THE TASK: Below are the records; copy each line in them that holds the word "còng".

RECORD SET:
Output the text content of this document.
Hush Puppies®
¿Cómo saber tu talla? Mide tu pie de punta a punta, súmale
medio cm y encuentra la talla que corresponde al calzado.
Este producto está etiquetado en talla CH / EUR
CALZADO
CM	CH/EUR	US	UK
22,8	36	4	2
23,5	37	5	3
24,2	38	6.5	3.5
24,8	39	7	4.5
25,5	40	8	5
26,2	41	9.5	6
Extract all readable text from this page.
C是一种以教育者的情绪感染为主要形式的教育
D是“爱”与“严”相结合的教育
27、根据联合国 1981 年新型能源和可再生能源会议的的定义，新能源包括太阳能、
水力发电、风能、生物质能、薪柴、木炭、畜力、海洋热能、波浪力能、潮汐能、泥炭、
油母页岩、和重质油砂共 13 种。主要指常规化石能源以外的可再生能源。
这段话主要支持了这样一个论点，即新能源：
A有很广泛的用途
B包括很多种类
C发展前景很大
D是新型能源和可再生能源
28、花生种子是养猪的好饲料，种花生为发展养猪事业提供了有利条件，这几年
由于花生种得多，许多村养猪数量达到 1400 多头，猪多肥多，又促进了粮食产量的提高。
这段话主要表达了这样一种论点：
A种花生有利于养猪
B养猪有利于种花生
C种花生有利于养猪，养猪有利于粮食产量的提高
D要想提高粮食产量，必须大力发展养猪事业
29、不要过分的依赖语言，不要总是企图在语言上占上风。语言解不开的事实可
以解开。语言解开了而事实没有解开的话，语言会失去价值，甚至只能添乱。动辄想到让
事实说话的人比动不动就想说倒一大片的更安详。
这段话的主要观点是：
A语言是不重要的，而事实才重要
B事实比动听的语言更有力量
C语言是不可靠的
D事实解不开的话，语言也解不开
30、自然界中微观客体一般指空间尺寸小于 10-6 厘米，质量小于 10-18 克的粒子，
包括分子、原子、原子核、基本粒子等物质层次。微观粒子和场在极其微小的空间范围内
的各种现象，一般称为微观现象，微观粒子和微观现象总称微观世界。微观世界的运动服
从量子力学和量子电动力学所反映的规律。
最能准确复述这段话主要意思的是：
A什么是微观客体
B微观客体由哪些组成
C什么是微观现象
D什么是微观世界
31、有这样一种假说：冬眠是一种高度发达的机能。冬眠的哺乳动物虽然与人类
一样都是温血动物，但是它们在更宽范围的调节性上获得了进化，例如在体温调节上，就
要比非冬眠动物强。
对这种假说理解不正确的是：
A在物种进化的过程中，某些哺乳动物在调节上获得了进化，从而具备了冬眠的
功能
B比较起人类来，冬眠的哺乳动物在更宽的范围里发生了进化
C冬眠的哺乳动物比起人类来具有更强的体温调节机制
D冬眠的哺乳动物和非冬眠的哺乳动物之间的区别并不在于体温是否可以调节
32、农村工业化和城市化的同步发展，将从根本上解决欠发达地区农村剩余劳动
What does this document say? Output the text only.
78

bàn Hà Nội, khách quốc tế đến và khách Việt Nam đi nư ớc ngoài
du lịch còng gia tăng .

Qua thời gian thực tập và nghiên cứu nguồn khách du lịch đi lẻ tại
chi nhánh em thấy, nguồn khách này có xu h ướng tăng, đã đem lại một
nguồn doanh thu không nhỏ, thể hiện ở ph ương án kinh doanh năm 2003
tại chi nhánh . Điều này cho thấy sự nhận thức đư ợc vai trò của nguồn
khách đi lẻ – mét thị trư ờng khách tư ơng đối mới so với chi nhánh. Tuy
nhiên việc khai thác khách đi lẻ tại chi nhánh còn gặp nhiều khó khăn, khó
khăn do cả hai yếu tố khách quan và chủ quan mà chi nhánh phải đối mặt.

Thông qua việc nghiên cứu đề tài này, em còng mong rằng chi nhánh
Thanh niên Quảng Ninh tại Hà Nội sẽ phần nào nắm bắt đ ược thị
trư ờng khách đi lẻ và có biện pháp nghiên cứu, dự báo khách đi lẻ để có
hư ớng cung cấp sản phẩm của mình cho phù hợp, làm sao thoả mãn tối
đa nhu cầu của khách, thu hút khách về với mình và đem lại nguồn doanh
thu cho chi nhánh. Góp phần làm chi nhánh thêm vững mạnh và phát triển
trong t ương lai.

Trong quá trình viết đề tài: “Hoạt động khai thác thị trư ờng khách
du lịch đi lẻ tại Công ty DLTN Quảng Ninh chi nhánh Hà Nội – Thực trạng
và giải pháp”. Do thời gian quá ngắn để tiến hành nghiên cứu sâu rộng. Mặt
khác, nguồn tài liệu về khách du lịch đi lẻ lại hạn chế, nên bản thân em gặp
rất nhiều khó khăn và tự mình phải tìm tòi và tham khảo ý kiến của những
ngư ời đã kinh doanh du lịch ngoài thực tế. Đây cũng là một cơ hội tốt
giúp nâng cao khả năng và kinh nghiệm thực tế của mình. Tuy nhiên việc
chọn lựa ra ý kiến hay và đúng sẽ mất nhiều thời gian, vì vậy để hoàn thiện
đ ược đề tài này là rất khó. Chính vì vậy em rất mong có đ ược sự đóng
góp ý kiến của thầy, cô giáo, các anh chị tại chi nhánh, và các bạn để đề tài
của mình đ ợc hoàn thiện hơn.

RESPONSE TO THE TASK:
du lịch còng gia tăng .
Thông qua việc nghiên cứu đề tài này, em còng mong rằng chi nhánh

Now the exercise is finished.